**WHAT IS NEEDED**
Filter the data for lines with the word "Spain", then copy every line so identified.

**RECORDS FOR THIS TASK**
* * *

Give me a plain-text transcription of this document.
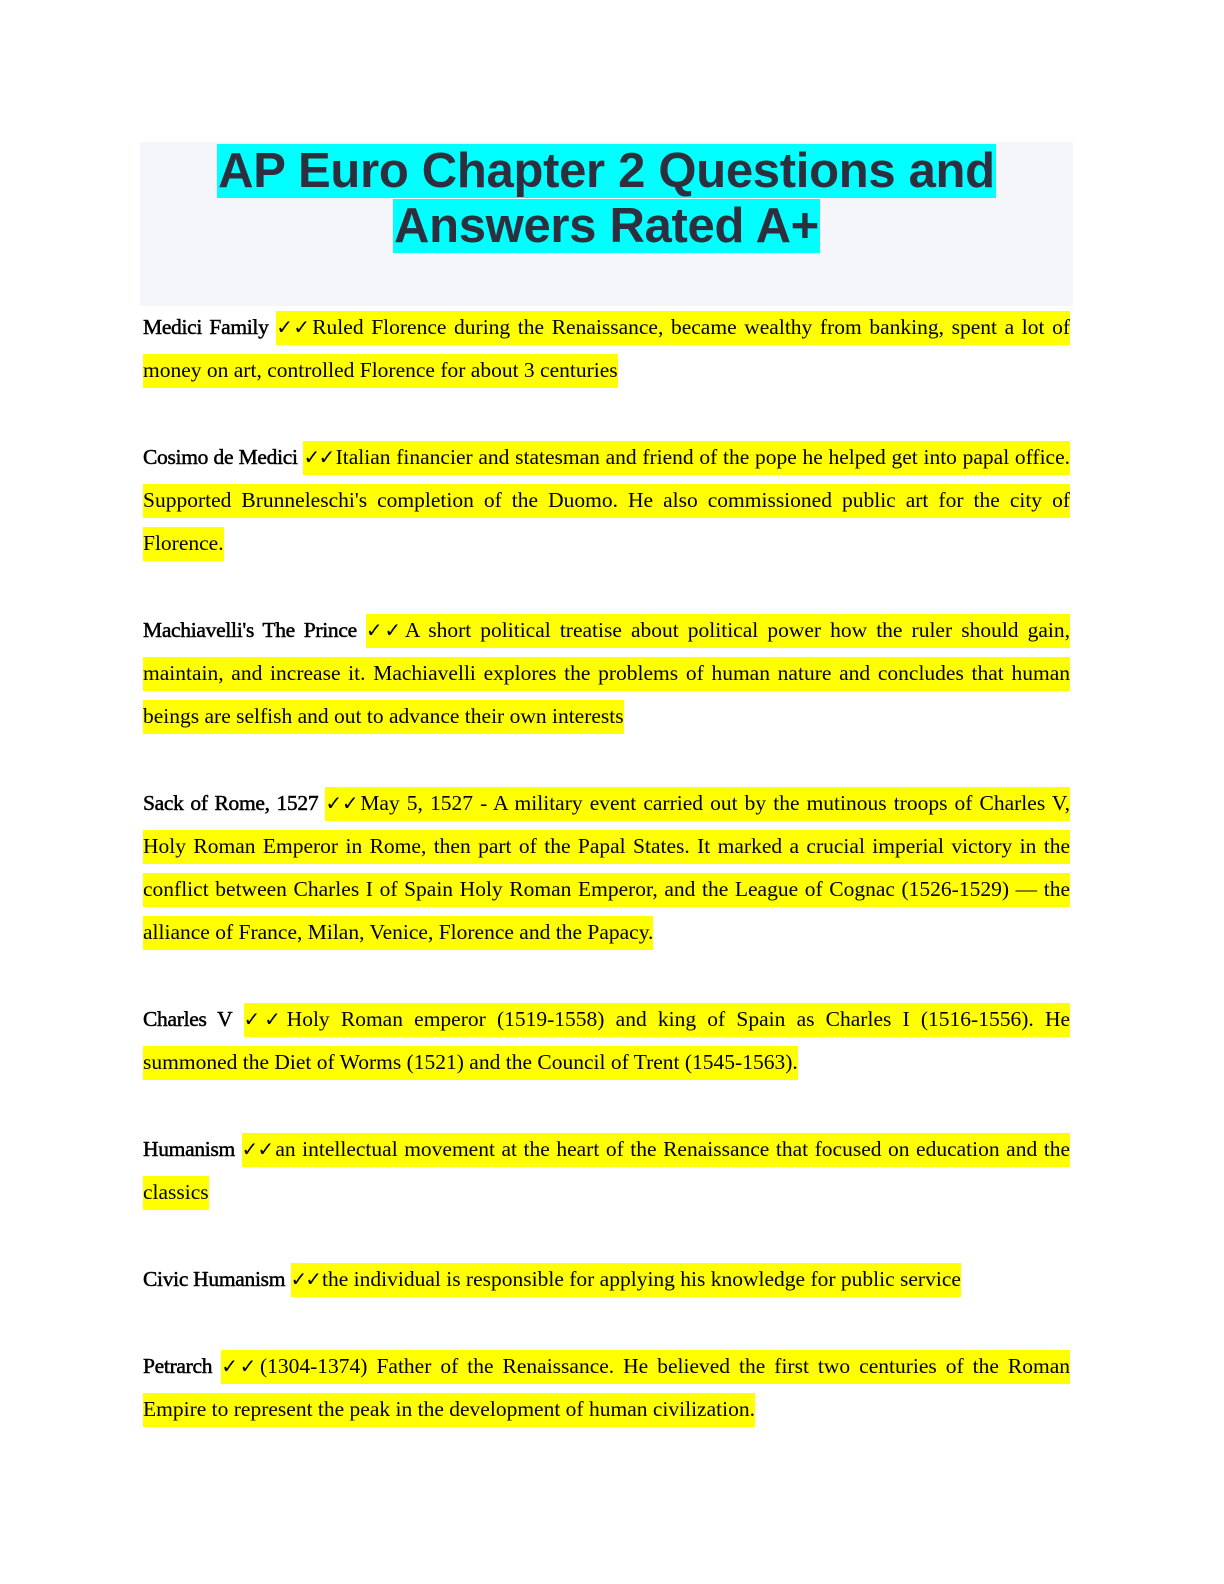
AP Euro Chapter 2 Questions and
Answers Rated A+

Medici Family ✓✓Ruled Florence during the Renaissance, became wealthy from banking, spent a lot of money on art, controlled Florence for about 3 centuries

Cosimo de Medici ✓✓Italian financier and statesman and friend of the pope he helped get into papal office. Supported Brunneleschi's completion of the Duomo. He also commissioned public art for the city of Florence.

Machiavelli's The Prince ✓✓A short political treatise about political power how the ruler should gain, maintain, and increase it. Machiavelli explores the problems of human nature and concludes that human beings are selfish and out to advance their own interests

Sack of Rome, 1527 ✓✓May 5, 1527 - A military event carried out by the mutinous troops of Charles V, Holy Roman Emperor in Rome, then part of the Papal States. It marked a crucial imperial victory in the conflict between Charles I of Spain Holy Roman Emperor, and the League of Cognac (1526-1529) — the alliance of France, Milan, Venice, Florence and the Papacy.

Charles V ✓✓Holy Roman emperor (1519-1558) and king of Spain as Charles I (1516-1556). He summoned the Diet of Worms (1521) and the Council of Trent (1545-1563).

Humanism ✓✓an intellectual movement at the heart of the Renaissance that focused on education and the classics

Civic Humanism ✓✓the individual is responsible for applying his knowledge for public service

Petrarch ✓✓(1304-1374) Father of the Renaissance. He believed the first two centuries of the Roman Empire to represent the peak in the development of human civilization.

* * *

**SOLVED PROBLEM**
Sack of Rome, 1527 ✓✓May 5, 1527 - A military event carried out by the mutinous troops of Charles V, Holy Roman Emperor in Rome, then part of the Papal States. It marked a crucial imperial victory in the conflict between Charles I of Spain Holy Roman Emperor, and the League of Cognac (1526-1529) — the alliance of France, Milan, Venice, Florence and the Papacy.
Charles V ✓✓Holy Roman emperor (1519-1558) and king of Spain as Charles I (1516-1556). He summoned the Diet of Worms (1521) and the Council of Trent (1545-1563).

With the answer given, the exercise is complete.